AIM OF THE EXERCISE
Locate each line below that includes "February" and reproduce it.

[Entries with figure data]

------------------------------------------------------------

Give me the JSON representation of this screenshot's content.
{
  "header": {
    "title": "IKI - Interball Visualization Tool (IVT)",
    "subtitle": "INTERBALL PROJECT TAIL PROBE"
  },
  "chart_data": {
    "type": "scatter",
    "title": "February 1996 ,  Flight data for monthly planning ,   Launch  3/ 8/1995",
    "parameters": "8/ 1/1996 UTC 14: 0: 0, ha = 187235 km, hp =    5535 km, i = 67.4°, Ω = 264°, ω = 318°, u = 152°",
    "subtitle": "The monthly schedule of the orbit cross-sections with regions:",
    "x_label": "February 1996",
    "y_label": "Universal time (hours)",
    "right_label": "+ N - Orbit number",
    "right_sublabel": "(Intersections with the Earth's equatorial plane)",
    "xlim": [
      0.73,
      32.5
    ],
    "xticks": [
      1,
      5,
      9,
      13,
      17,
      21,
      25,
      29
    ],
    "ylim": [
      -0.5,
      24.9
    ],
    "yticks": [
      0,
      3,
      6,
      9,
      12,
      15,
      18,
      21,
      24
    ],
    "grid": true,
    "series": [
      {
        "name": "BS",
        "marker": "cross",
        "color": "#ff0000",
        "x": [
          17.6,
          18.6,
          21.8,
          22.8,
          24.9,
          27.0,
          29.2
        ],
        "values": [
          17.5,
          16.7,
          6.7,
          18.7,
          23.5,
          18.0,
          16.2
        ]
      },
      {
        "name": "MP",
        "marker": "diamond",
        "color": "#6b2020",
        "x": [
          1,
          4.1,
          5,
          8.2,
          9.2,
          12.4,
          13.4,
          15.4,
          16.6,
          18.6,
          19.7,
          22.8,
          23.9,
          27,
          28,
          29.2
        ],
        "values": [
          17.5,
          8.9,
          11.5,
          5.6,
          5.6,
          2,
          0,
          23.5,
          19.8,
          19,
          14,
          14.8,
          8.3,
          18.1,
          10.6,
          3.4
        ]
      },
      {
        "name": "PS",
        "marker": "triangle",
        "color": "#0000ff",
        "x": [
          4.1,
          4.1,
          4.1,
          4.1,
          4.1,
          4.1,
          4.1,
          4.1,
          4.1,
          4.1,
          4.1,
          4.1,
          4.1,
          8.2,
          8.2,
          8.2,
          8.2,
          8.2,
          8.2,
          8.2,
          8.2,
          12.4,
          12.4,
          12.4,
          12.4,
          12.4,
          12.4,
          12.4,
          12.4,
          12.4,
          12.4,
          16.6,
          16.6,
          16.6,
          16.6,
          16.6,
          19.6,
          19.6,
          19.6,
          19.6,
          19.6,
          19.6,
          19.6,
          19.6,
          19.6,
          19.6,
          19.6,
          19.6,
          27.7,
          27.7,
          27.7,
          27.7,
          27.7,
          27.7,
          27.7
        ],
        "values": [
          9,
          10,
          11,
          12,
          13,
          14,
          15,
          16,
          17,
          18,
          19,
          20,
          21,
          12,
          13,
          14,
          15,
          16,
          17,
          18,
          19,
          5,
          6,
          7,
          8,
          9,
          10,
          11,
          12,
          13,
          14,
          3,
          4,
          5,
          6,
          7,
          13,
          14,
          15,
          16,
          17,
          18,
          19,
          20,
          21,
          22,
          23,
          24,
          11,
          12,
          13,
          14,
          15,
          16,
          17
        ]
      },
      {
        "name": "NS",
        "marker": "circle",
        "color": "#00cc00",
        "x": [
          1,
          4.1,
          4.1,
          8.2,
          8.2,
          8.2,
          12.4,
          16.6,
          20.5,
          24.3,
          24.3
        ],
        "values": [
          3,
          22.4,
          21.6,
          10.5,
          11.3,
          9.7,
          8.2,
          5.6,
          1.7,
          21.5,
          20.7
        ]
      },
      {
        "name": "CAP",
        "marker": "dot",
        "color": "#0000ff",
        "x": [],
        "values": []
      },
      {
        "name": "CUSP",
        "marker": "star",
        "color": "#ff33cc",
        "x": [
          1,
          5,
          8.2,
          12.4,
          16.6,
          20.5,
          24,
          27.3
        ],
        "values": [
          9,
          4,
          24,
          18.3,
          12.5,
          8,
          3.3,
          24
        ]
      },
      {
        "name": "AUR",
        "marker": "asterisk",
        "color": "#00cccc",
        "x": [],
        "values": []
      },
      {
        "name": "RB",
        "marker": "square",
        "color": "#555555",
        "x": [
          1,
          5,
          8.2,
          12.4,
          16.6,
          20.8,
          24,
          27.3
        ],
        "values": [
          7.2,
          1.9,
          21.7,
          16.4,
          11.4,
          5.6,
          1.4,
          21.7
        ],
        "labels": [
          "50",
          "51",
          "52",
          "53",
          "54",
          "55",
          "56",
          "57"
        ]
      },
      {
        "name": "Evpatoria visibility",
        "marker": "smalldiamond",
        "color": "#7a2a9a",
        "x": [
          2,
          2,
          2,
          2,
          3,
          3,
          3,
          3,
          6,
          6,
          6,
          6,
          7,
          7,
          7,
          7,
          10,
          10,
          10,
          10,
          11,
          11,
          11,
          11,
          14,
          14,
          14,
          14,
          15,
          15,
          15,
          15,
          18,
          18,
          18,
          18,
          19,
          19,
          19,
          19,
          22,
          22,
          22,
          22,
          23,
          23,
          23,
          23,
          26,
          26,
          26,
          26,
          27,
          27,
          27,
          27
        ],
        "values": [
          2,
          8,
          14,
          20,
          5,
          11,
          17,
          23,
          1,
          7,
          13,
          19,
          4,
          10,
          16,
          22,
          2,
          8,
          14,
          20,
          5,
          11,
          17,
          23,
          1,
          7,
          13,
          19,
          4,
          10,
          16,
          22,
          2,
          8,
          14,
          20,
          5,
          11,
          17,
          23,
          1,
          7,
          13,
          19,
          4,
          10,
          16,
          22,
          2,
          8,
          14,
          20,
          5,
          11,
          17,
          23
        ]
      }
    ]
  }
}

------------------------------------------------------------

TASK OUTPUT
    "title": "February 1996 ,  Flight data for monthly planning ,   Launch  3/ 8/1995",
    "x_label": "February 1996",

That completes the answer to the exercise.